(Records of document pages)

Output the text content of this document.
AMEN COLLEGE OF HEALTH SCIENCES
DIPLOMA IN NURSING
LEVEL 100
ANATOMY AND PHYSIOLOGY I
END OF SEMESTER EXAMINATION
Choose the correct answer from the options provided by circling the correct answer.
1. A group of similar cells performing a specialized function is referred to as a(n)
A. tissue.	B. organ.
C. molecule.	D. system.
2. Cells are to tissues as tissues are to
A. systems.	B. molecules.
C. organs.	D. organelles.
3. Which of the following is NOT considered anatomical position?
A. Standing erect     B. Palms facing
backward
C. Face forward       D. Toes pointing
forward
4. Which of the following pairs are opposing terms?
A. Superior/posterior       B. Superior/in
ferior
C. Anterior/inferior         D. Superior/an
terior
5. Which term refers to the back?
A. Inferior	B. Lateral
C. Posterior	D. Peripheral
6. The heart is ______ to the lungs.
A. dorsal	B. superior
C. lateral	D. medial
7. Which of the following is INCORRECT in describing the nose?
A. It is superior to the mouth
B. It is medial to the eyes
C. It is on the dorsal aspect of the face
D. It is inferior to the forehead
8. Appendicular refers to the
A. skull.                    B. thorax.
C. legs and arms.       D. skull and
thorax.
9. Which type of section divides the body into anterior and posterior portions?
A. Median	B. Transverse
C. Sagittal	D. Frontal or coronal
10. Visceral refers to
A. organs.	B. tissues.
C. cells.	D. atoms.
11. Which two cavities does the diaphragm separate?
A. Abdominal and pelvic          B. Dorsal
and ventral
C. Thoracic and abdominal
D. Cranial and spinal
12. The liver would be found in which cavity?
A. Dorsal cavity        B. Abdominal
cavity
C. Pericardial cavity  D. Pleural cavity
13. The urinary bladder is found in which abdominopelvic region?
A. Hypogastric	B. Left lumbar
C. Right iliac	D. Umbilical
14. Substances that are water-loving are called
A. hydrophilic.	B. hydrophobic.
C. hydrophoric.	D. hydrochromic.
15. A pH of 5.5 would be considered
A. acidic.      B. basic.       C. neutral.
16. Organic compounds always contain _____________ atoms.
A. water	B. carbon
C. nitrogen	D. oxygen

→ **Work order**: Restate the records word for word, keeping every line.

→ **Finished exercise**:
Output the text content of this document.
AMEN COLLEGE OF HEALTH SCIENCES
DIPLOMA IN NURSING
LEVEL 100
ANATOMY AND PHYSIOLOGY I
END OF SEMESTER EXAMINATION
Choose the correct answer from the options provided by circling the correct answer.
1. A group of similar cells performing a specialized function is referred to as a(n)
A. tissue.	B. organ.
C. molecule.	D. system.
2. Cells are to tissues as tissues are to
A. systems.	B. molecules.
C. organs.	D. organelles.
3. Which of the following is NOT considered anatomical position?
A. Standing erect     B. Palms facing
backward
C. Face forward       D. Toes pointing
forward
4. Which of the following pairs are opposing terms?
A. Superior/posterior       B. Superior/in
ferior
C. Anterior/inferior         D. Superior/an
terior
5. Which term refers to the back?
A. Inferior	B. Lateral
C. Posterior	D. Peripheral
6. The heart is ______ to the lungs.
A. dorsal	B. superior
C. lateral	D. medial
7. Which of the following is INCORRECT in describing the nose?
A. It is superior to the mouth
B. It is medial to the eyes
C. It is on the dorsal aspect of the face
D. It is inferior to the forehead
8. Appendicular refers to the
A. skull.                    B. thorax.
C. legs and arms.       D. skull and
thorax.
9. Which type of section divides the body into anterior and posterior portions?
A. Median	B. Transverse
C. Sagittal	D. Frontal or coronal
10. Visceral refers to
A. organs.	B. tissues.
C. cells.	D. atoms.
11. Which two cavities does the diaphragm separate?
A. Abdominal and pelvic          B. Dorsal
and ventral
C. Thoracic and abdominal
D. Cranial and spinal
12. The liver would be found in which cavity?
A. Dorsal cavity        B. Abdominal
cavity
C. Pericardial cavity  D. Pleural cavity
13. The urinary bladder is found in which abdominopelvic region?
A. Hypogastric	B. Left lumbar
C. Right iliac	D. Umbilical
14. Substances that are water-loving are called
A. hydrophilic.	B. hydrophobic.
C. hydrophoric.	D. hydrochromic.
15. A pH of 5.5 would be considered
A. acidic.      B. basic.       C. neutral.
16. Organic compounds always contain _____________ atoms.
A. water	B. carbon
C. nitrogen	D. oxygen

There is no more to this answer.